*YOUR INSTRUCTIONS*. Please set down each line of the data again, unchanged.

** DATA RECORDS follows **

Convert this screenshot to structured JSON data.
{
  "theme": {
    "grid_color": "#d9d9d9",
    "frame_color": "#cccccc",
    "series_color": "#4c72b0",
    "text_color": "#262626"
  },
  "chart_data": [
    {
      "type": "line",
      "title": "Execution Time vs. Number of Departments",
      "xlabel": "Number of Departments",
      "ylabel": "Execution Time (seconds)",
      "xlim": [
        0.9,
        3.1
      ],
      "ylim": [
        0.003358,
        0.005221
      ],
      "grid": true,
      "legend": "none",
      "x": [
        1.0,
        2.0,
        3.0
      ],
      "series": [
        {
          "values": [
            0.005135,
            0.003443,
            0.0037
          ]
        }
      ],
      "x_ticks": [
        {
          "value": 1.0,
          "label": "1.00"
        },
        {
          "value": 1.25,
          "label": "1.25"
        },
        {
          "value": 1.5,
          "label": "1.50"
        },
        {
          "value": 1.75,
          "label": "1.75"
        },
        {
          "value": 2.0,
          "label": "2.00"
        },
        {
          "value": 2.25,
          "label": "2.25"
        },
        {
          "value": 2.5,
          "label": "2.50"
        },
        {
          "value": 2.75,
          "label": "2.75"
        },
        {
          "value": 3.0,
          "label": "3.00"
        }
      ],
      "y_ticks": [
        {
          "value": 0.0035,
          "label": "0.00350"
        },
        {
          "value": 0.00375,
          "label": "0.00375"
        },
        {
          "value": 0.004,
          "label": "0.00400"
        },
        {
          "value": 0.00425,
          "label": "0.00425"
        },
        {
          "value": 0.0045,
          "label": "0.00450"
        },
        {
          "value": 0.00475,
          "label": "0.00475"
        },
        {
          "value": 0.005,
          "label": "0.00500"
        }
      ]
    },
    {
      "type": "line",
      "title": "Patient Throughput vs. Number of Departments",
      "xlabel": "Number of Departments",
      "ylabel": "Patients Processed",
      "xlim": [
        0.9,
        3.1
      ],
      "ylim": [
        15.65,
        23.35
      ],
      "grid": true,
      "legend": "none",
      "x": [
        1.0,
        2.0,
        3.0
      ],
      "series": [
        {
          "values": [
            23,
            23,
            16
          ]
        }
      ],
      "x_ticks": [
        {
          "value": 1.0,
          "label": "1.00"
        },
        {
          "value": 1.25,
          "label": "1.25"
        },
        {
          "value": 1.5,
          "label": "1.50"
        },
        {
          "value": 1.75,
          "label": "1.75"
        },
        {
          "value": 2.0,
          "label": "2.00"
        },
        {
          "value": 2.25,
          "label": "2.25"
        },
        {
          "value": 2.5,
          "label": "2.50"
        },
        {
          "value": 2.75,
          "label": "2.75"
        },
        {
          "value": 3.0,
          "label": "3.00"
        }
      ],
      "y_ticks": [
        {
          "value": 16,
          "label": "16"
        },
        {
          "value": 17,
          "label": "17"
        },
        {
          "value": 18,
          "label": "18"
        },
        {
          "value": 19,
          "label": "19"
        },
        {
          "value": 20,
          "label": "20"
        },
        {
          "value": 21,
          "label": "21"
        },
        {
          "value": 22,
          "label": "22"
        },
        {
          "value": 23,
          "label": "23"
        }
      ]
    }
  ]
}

** End of DATA RECORDS **

*YOUR RESPONSE*.
Convert this screenshot to structured JSON data.
{
  "theme": {
    "grid_color": "#d9d9d9",
    "frame_color": "#cccccc",
    "series_color": "#4c72b0",
    "text_color": "#262626"
  },
  "chart_data": [
    {
      "type": "line",
      "title": "Execution Time vs. Number of Departments",
      "xlabel": "Number of Departments",
      "ylabel": "Execution Time (seconds)",
      "xlim": [
        0.9,
        3.1
      ],
      "ylim": [
        0.003358,
        0.005221
      ],
      "grid": true,
      "legend": "none",
      "x": [
        1.0,
        2.0,
        3.0
      ],
      "series": [
        {
          "values": [
            0.005135,
            0.003443,
            0.0037
          ]
        }
      ],
      "x_ticks": [
        {
          "value": 1.0,
          "label": "1.00"
        },
        {
          "value": 1.25,
          "label": "1.25"
        },
        {
          "value": 1.5,
          "label": "1.50"
        },
        {
          "value": 1.75,
          "label": "1.75"
        },
        {
          "value": 2.0,
          "label": "2.00"
        },
        {
          "value": 2.25,
          "label": "2.25"
        },
        {
          "value": 2.5,
          "label": "2.50"
        },
        {
          "value": 2.75,
          "label": "2.75"
        },
        {
          "value": 3.0,
          "label": "3.00"
        }
      ],
      "y_ticks": [
        {
          "value": 0.0035,
          "label": "0.00350"
        },
        {
          "value": 0.00375,
          "label": "0.00375"
        },
        {
          "value": 0.004,
          "label": "0.00400"
        },
        {
          "value": 0.00425,
          "label": "0.00425"
        },
        {
          "value": 0.0045,
          "label": "0.00450"
        },
        {
          "value": 0.00475,
          "label": "0.00475"
        },
        {
          "value": 0.005,
          "label": "0.00500"
        }
      ]
    },
    {
      "type": "line",
      "title": "Patient Throughput vs. Number of Departments",
      "xlabel": "Number of Departments",
      "ylabel": "Patients Processed",
      "xlim": [
        0.9,
        3.1
      ],
      "ylim": [
        15.65,
        23.35
      ],
      "grid": true,
      "legend": "none",
      "x": [
        1.0,
        2.0,
        3.0
      ],
      "series": [
        {
          "values": [
            23,
            23,
            16
          ]
        }
      ],
      "x_ticks": [
        {
          "value": 1.0,
          "label": "1.00"
        },
        {
          "value": 1.25,
          "label": "1.25"
        },
        {
          "value": 1.5,
          "label": "1.50"
        },
        {
          "value": 1.75,
          "label": "1.75"
        },
        {
          "value": 2.0,
          "label": "2.00"
        },
        {
          "value": 2.25,
          "label": "2.25"
        },
        {
          "value": 2.5,
          "label": "2.50"
        },
        {
          "value": 2.75,
          "label": "2.75"
        },
        {
          "value": 3.0,
          "label": "3.00"
        }
      ],
      "y_ticks": [
        {
          "value": 16,
          "label": "16"
        },
        {
          "value": 17,
          "label": "17"
        },
        {
          "value": 18,
          "label": "18"
        },
        {
          "value": 19,
          "label": "19"
        },
        {
          "value": 20,
          "label": "20"
        },
        {
          "value": 21,
          "label": "21"
        },
        {
          "value": 22,
          "label": "22"
        },
        {
          "value": 23,
          "label": "23"
        }
      ]
    }
  ]
}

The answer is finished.